:: Set task ::
Select the lines of the records containing the word "NSSP" and list them.

Stored records
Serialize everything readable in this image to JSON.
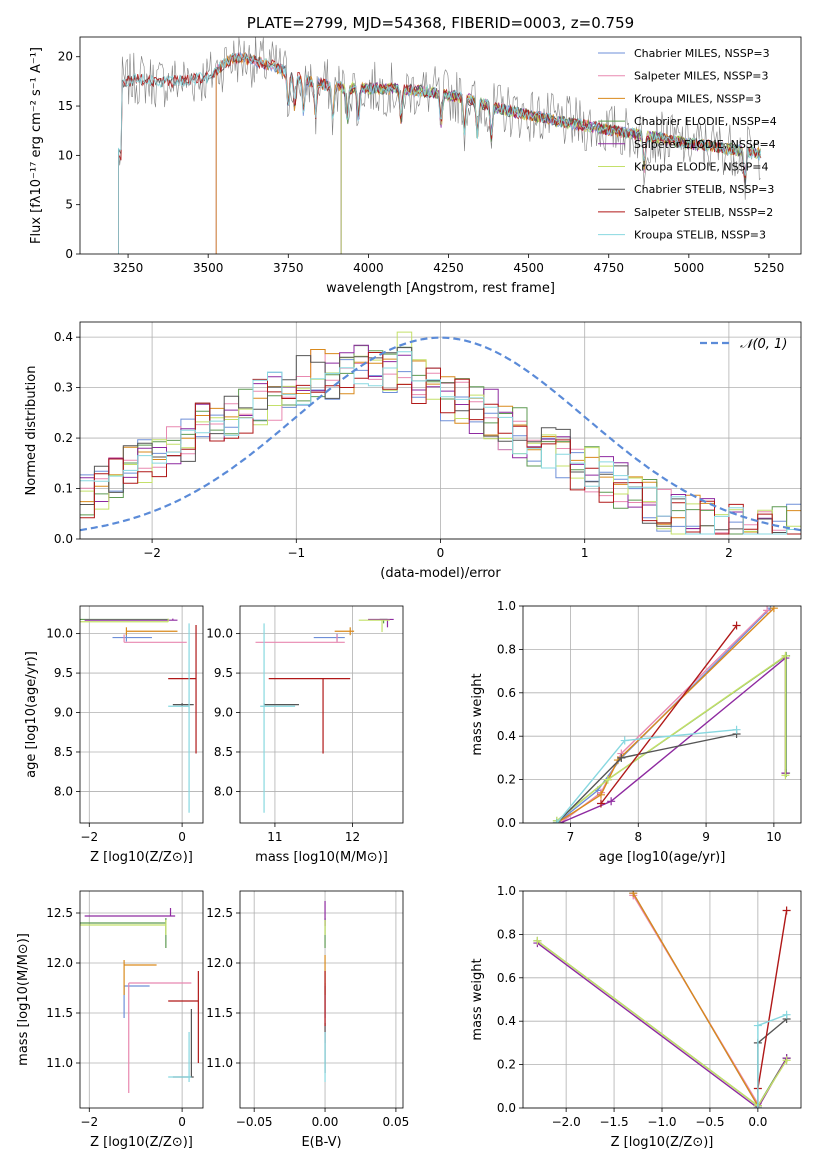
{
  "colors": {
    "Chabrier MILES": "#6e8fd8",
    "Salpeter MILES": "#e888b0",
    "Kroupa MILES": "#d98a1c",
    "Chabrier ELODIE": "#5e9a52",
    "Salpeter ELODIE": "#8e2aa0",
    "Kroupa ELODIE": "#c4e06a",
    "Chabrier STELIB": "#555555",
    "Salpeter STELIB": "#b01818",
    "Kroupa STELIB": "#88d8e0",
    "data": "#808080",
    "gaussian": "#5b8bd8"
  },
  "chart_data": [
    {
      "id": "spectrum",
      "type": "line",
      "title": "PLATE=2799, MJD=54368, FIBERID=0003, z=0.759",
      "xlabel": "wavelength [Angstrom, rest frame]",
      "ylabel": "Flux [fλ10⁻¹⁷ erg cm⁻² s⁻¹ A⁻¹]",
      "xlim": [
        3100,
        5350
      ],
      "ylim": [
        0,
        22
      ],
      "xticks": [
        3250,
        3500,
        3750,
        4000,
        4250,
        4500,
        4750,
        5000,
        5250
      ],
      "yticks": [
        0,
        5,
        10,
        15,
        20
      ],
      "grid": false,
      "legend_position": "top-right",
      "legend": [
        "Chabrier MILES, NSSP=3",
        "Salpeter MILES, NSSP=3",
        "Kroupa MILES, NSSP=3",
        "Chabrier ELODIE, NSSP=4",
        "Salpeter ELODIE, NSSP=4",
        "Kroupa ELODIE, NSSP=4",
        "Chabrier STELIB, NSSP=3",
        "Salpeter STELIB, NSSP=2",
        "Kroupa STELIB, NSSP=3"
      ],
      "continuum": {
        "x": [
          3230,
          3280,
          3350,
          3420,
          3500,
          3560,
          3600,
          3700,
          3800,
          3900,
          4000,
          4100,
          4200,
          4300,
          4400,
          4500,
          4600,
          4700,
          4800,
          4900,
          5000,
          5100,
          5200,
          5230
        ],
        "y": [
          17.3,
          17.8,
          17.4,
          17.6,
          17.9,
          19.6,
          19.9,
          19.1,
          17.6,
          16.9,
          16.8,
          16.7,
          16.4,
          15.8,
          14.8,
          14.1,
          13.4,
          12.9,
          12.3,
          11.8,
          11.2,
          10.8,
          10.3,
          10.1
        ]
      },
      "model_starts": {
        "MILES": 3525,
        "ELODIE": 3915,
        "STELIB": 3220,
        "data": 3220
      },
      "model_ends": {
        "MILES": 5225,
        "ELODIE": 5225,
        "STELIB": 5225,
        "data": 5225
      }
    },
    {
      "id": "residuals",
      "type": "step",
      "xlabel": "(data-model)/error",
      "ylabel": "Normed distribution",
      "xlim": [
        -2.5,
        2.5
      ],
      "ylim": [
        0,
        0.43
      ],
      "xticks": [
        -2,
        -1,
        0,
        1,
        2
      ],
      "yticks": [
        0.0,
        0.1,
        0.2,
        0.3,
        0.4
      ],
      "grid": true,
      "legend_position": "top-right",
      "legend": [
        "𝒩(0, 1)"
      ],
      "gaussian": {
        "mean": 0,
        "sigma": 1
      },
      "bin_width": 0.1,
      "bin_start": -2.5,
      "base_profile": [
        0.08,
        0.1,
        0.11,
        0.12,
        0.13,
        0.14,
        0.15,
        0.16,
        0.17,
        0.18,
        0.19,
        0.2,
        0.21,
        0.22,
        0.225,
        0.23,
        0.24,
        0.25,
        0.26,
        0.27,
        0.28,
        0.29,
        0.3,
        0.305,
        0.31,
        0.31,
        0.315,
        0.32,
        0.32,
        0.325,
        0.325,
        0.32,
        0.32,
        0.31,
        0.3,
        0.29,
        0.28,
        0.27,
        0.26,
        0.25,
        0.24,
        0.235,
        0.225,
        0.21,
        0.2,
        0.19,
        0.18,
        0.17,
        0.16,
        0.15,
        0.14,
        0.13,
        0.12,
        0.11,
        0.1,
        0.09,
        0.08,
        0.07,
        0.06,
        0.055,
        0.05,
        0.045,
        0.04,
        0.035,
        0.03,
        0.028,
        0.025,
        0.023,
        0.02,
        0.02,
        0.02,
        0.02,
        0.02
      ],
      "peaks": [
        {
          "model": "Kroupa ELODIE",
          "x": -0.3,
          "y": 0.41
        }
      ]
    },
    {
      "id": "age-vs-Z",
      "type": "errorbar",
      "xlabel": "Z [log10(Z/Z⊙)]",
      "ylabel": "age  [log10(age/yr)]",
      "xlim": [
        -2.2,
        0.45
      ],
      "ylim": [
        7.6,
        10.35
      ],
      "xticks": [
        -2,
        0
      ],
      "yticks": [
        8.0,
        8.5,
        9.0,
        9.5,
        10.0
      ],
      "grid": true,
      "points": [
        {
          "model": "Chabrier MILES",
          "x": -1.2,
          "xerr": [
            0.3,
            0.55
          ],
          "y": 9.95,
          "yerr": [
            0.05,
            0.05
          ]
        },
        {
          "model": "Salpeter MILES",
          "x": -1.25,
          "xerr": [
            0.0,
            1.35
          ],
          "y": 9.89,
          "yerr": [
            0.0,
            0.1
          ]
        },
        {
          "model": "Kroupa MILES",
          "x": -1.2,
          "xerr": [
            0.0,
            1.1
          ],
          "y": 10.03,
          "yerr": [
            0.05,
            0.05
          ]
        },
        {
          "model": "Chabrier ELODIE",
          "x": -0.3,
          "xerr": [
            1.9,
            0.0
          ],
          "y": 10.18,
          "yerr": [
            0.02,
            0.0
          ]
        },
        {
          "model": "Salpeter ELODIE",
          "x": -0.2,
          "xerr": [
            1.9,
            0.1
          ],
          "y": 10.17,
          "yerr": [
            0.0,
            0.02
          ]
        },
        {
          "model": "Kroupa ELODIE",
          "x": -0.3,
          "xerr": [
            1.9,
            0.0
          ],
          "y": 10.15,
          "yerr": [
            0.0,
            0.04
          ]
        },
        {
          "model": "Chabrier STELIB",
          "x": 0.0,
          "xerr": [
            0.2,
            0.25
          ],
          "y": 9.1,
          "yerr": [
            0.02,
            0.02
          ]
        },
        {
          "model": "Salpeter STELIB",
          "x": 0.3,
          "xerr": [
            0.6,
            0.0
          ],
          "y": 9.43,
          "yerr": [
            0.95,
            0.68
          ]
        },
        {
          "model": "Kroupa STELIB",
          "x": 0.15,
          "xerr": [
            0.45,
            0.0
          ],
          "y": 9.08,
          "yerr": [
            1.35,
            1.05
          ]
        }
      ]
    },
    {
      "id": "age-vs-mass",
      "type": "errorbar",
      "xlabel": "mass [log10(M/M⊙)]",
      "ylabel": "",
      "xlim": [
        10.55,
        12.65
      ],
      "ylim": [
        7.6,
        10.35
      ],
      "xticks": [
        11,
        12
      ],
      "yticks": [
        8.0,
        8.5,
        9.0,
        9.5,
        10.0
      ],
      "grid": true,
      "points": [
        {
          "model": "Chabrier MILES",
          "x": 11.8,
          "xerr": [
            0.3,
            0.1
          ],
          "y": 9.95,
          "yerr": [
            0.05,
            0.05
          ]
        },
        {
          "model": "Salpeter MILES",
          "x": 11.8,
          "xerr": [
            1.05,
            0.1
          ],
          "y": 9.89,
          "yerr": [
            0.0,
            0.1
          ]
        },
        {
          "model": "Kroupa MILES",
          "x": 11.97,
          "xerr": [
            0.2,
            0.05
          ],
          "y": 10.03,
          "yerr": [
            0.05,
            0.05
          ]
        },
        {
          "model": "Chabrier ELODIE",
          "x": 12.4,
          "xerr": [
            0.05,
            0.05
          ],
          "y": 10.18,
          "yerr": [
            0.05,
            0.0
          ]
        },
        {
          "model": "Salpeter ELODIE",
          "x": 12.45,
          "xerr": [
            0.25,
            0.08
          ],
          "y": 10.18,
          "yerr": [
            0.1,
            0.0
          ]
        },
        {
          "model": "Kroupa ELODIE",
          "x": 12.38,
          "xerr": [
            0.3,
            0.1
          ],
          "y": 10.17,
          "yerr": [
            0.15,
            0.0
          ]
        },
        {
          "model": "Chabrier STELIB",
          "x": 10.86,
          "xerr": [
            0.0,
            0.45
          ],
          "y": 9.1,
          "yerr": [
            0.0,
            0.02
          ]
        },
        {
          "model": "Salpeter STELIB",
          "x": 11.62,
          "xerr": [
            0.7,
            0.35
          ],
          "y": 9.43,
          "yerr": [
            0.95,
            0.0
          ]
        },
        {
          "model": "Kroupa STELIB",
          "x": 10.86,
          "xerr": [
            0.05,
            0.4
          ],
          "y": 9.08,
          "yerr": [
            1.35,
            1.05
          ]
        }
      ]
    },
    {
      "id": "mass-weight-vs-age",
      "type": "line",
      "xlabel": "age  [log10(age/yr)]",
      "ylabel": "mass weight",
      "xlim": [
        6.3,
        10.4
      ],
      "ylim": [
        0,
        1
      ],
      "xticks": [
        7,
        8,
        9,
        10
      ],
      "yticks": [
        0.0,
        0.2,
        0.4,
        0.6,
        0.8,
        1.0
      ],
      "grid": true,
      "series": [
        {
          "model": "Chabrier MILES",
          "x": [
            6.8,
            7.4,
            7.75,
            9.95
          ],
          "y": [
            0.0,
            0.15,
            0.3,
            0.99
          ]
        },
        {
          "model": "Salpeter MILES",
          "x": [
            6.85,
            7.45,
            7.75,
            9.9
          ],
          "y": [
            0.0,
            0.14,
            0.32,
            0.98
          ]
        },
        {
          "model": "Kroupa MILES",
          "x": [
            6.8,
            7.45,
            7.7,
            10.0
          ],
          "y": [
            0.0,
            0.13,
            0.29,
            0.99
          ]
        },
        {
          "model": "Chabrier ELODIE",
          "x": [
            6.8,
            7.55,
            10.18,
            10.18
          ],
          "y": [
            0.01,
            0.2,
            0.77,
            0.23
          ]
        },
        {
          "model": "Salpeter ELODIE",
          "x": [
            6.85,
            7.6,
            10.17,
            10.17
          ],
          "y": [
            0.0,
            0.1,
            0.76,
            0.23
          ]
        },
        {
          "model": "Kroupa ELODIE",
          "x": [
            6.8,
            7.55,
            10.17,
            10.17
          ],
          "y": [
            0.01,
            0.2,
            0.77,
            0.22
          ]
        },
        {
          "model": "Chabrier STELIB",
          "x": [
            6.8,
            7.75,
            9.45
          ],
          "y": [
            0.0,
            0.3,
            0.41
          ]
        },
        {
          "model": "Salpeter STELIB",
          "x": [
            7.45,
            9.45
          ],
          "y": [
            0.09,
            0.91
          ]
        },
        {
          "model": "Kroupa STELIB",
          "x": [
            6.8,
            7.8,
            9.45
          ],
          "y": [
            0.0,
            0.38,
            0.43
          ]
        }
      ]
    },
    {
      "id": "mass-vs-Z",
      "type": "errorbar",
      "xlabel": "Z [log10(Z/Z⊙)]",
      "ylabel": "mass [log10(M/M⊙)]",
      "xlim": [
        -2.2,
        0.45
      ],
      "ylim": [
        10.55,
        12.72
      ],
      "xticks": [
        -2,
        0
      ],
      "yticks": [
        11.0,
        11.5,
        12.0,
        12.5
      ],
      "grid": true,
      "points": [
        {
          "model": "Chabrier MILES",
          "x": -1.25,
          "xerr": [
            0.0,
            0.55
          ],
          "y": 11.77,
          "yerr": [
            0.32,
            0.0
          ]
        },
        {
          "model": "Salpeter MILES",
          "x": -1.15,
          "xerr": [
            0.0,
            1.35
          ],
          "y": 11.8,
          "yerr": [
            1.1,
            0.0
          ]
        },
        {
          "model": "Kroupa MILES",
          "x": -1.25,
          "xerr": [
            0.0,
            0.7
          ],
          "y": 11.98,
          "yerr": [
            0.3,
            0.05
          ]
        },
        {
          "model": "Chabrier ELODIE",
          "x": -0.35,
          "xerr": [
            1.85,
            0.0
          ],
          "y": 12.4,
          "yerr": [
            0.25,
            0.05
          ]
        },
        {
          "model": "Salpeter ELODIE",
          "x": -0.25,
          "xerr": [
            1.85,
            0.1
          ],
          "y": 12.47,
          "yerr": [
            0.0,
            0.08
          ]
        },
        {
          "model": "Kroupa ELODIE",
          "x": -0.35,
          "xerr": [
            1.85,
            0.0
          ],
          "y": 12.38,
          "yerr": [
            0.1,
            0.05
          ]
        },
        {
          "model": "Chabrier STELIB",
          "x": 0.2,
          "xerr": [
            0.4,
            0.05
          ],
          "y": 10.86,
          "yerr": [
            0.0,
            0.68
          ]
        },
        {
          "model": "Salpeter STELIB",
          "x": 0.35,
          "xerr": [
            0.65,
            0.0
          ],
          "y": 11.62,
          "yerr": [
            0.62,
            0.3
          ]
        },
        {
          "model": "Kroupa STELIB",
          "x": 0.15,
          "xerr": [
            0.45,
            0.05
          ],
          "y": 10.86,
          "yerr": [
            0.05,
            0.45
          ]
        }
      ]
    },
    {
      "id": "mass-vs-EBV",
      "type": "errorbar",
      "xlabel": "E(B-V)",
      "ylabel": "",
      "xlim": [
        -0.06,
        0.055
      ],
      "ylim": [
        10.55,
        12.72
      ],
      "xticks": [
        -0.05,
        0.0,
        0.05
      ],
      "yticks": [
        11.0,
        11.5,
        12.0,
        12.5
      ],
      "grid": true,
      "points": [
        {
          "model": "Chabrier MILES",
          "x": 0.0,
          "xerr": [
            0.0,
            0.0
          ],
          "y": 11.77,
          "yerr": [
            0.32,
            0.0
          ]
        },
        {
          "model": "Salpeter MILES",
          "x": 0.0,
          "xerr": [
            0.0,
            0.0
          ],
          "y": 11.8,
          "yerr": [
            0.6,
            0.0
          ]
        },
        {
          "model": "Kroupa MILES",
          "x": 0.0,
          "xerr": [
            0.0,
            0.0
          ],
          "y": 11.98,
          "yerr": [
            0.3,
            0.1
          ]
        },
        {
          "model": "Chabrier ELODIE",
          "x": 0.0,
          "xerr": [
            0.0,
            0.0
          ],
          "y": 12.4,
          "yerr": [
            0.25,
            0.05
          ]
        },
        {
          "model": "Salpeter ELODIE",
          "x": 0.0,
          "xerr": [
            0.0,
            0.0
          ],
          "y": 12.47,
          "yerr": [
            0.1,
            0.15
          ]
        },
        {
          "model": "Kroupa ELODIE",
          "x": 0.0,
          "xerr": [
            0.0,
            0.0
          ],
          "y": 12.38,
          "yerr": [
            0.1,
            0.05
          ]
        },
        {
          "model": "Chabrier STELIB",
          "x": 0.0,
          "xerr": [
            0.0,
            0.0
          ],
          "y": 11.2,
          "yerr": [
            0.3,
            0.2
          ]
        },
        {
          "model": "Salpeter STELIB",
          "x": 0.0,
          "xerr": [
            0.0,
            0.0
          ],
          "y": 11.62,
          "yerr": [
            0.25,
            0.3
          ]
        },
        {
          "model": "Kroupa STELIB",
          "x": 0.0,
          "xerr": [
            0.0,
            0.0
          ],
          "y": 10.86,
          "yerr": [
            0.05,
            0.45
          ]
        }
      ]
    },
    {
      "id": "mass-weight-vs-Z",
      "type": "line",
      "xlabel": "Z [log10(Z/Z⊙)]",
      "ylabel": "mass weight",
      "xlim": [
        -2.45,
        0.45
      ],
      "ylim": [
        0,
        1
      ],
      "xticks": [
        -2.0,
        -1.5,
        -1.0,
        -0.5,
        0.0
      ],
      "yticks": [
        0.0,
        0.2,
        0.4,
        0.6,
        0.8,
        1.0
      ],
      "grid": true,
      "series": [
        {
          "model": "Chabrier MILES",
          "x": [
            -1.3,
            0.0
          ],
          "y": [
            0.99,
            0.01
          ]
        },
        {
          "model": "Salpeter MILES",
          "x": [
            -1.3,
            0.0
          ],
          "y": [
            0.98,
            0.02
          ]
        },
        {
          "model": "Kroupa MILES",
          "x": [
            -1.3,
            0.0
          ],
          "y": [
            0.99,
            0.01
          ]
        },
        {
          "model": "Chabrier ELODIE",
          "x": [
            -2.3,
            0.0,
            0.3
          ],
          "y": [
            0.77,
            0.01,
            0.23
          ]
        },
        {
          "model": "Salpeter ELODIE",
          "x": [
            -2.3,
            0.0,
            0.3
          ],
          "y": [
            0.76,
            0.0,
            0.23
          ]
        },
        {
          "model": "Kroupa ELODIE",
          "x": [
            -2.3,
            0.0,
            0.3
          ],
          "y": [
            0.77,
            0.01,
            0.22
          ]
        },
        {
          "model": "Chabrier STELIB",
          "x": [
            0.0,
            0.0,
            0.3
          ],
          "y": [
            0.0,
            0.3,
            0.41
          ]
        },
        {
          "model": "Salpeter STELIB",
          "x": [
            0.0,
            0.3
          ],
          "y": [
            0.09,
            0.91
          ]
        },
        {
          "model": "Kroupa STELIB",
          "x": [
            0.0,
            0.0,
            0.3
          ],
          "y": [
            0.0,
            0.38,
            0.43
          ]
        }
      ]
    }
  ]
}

:: Final result ::
        "Chabrier MILES, NSSP=3",
        "Salpeter MILES, NSSP=3",
        "Kroupa MILES, NSSP=3",
        "Chabrier ELODIE, NSSP=4",
        "Salpeter ELODIE, NSSP=4",
        "Kroupa ELODIE, NSSP=4",
        "Chabrier STELIB, NSSP=3",
        "Salpeter STELIB, NSSP=2",
        "Kroupa STELIB, NSSP=3"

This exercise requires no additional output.